>> BEGIN Given data

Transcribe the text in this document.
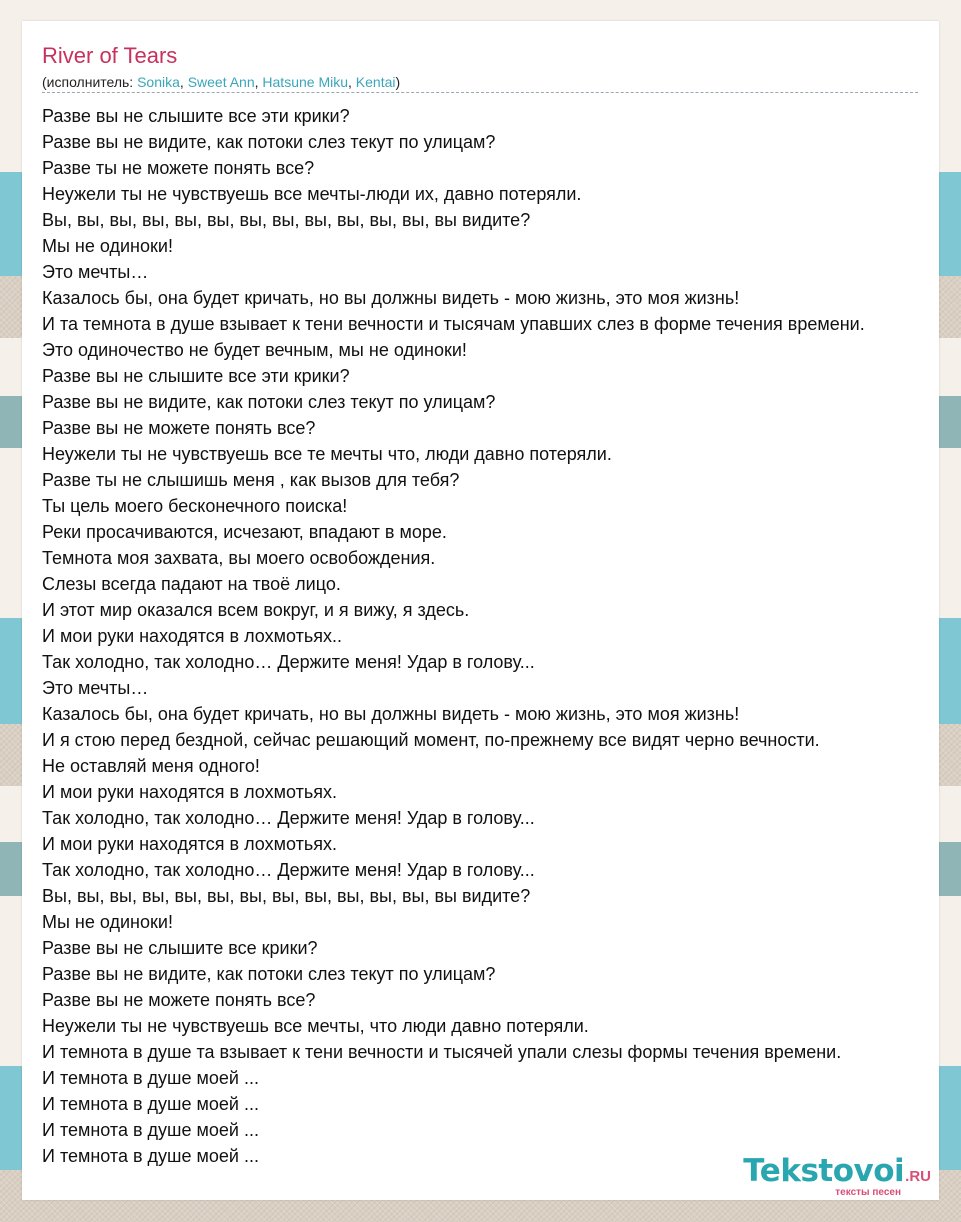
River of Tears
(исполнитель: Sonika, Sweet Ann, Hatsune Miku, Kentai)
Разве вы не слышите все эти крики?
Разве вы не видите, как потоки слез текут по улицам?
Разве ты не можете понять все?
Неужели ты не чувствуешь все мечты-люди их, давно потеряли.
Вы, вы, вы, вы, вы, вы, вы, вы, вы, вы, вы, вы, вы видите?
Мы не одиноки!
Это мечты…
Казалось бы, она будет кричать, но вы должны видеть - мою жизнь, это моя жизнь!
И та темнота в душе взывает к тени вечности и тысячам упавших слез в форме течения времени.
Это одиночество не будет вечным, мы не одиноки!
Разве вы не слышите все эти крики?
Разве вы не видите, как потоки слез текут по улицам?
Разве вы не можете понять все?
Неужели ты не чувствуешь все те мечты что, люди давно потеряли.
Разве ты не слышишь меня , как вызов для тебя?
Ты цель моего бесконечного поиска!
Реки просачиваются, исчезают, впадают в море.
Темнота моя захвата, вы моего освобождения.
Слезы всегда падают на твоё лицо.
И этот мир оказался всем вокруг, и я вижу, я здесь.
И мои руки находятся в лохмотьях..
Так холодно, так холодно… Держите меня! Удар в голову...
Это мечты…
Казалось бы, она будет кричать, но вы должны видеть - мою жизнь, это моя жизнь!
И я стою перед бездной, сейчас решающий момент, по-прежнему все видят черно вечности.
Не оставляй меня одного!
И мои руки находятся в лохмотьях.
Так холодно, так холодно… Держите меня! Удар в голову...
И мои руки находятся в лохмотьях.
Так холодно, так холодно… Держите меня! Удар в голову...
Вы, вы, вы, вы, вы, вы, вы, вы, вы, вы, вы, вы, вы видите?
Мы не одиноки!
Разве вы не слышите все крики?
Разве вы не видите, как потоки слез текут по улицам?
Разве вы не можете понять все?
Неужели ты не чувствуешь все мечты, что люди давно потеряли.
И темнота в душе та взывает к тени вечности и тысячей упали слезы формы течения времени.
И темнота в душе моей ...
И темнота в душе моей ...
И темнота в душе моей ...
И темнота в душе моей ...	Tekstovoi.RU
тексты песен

>> END Given data
>> BEGIN Given data

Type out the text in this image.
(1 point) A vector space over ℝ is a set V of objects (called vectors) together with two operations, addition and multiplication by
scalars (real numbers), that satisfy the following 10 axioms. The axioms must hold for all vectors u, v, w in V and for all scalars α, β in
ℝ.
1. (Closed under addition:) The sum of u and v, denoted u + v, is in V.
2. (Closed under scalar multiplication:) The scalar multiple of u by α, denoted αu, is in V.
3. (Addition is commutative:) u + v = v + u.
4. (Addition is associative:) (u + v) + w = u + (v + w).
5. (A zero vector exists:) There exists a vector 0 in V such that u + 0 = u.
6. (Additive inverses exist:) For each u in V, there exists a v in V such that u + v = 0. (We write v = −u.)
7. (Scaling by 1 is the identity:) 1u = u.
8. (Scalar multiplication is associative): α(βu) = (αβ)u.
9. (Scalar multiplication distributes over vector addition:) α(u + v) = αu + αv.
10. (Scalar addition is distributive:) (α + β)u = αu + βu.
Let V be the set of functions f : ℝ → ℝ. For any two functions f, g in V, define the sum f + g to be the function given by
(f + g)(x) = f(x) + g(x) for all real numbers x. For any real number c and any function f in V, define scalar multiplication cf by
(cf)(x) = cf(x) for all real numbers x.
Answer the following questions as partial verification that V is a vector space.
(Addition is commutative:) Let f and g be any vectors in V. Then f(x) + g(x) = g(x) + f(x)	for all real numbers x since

>> END Given data

→ **Problem details**: All lines that include "over" are to be gathered and copied.

→ **Full solution**:
(1 point) A vector space over ℝ is a set V of objects (called vectors) together with two operations, addition and multiplication by
9. (Scalar multiplication distributes over vector addition:) α(u + v) = αu + αv.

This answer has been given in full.